*** Reading passage ***
It is a well-known fact that tobacco is the #1 preventable cause of death in the world, and that cigarettes are the only product that, when used as directed, will kill half of those who buy it. The death toll is roughly six million people per year worldwide, with nearly half a million of them in the USA alone. As historian Robert N. Proctor repeatedly notes in his book Golden Holocaust, the merchants of death known as tobacco companies have not only designed the world's deadliest product (and most addictive drug) but willfully lied about its dangers while making it far more dangerous (and addictive) than it has to be. He actually makes an excellent case for banning cigarettes completely, and one cannot simply dismiss him as just another puritanical prohibitionist. For example, he points out that not only are cigarettes the deadliest artifact of human civilization, they are defective by design (killing more people than they need to), they are not particularly useful, and they are not environmentally sustainable. And unlike alcohol or cannabis, cigarettes are not a recreational drug since the vast majority of smokers want to quit. Clearly, we can agree that if alcohol, tobacco, and cannabis were all currently legal and we had to pick one of them to ban, tobacco would have to be it since it is the least useful and most harmful of the three.
While the TSAP believes that a (relatively) tobacco-free world would most likely be better overall than the one we live in now, we do not believe that a complete ban on the sale of cigarettes or other tobacco products is the best way to achieve such a goal, particularly in a country like the USA. Given our nation's bitter experience with alcohol Prohibition and the War on (some) Drugs, there would be many foreseeable unintended consequences (black markets, crime, etc.) with such an approach, albeit not quite as severe. Virtually all serious endgame proposals for tobacco involve a gradual phase-out of some sort, though there is some disagreement on the best way to do it and how to define "victory."
*** End of Reading passage ***
*** Supplied data ***
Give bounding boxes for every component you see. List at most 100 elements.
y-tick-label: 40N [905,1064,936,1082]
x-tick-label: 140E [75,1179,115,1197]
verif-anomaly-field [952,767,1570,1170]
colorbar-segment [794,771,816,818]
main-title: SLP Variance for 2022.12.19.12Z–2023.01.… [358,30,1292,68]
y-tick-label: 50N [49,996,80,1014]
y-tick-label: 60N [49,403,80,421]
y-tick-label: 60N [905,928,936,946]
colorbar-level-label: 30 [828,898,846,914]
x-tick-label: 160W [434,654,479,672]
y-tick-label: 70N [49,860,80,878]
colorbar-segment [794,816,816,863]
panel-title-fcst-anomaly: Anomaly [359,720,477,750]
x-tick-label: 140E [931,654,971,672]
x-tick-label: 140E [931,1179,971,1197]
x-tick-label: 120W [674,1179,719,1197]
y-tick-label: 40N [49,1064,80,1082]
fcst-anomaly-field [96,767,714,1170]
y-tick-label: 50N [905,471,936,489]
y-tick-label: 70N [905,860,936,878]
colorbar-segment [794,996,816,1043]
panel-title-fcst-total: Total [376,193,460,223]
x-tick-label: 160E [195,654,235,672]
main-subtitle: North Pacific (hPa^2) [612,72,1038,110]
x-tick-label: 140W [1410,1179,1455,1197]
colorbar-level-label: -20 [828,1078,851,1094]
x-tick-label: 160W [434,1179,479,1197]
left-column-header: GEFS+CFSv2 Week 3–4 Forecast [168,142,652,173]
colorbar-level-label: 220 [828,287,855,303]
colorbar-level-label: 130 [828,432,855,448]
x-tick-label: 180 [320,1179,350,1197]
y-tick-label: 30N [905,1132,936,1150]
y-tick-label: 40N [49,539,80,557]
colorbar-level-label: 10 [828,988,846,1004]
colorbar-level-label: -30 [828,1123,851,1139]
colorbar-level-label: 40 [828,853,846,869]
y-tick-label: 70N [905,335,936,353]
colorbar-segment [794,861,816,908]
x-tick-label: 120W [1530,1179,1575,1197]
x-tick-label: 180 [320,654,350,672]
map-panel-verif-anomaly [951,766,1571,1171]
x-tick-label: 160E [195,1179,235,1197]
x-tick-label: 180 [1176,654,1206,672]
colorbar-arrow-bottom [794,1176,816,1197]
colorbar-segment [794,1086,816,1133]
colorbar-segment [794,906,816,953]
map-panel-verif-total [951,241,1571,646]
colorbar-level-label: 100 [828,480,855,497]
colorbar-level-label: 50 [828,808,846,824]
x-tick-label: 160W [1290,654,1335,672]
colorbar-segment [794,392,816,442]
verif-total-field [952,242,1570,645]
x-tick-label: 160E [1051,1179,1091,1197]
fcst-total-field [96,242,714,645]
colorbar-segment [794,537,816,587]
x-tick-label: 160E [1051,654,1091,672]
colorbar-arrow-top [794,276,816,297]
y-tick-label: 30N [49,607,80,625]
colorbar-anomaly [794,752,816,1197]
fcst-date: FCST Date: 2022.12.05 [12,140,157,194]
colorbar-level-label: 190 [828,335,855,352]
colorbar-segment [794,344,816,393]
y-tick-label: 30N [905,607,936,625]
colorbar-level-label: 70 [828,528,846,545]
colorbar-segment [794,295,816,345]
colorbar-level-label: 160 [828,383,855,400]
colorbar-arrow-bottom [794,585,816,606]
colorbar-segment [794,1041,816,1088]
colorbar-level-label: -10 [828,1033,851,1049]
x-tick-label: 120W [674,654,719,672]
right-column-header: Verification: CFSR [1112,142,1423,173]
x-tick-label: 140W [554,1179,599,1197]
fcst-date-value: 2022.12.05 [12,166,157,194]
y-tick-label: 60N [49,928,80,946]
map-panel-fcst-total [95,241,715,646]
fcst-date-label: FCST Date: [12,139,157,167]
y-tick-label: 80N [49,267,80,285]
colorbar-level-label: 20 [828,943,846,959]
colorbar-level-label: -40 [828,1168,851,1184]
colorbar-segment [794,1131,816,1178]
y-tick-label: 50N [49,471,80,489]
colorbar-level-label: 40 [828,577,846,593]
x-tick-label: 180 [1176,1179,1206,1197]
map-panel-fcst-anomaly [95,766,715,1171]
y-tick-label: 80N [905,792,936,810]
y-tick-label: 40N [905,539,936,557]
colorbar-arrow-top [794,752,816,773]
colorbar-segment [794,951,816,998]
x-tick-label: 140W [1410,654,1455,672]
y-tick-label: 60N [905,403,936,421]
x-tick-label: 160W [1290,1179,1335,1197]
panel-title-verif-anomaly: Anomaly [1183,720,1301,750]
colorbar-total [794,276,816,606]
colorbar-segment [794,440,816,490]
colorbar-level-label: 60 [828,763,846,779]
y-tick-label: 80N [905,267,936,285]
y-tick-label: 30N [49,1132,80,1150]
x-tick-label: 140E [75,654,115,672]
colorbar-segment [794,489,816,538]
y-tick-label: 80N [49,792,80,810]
*** End of Supplied data ***
## [Task brief]
Write the next part of the passage on tobacco, picking up after its final sentence. The listing bears no relation to the passage on tobacco.

## [Answer below]
As of 2013, the endgame strategy that the TSAP currently supports is to let tobacco phase itself out by gradually reducing the nicotine content of cigarettes to a (relatively) non-addictive level. Since 2009, the FDA now has the authority to set a legal limit on the nicotine content of tobacco products, as long as the limit is not zero. Much research indicates that there is a threshold level of nicotine required to create and sustain addiction, and if all cigarettes were to fall below this threshold, smoking rates would plummet precipitously. In fact, one tobacco executive was quoted as saying, "‘If our product was not addictive we would not sell a cigarette next week." This idea was originally proposed by Henningfield and Benowitz in 1994, and has been endorsed by the American Medical Association and several other experts including Proctor himself. Malcolm Gladwell also discussed it in his aptly-titled 2000 book The Tipping Point. Thus, the TSAP recommends reducing the maximum nicotine content (not delivery) of cigarettes from the current level of 1-2% to less than 0.1% within 5 years, and doing the same for quasi-cigarettes (i.e. little cigars) and roll-your-own tobacco. That alone would reduce smoking prevalence by as much as 80% within a fairly short timeframe, with further reductions possible in the more distant future.
The TSAP also recommends the following measures be taken as well:
- Ban the use of additives in cigarettes, especially those that are harmful or increase the addictiveness of tobacco.
- Ban the use of any radioactive fertilizers or harmful pesticides for growing tobacco.
- Improve the quality control standards for tobacco products to be at least as high as for food.
- End all government subsidies for tobacco farming and production.
- Divest completely from Big Tobacco at all levels of government.
- Vigorously enforce the current age limit of 18 for tobacco sales to achieve 100% retailer compliance.
- Continue to allow widespread availability of reduced-harm tobacco and nicotine products (i.e. snus, electronic cigarettes, etc.) so that smokers can easily switch to less dangerous alternatives.
- Improve education and smoking cessation programs, funded by tobacco tax revenues.
- Give out free nicotine patches, gum, etc. to any smokers who want to quit. NYC already does this.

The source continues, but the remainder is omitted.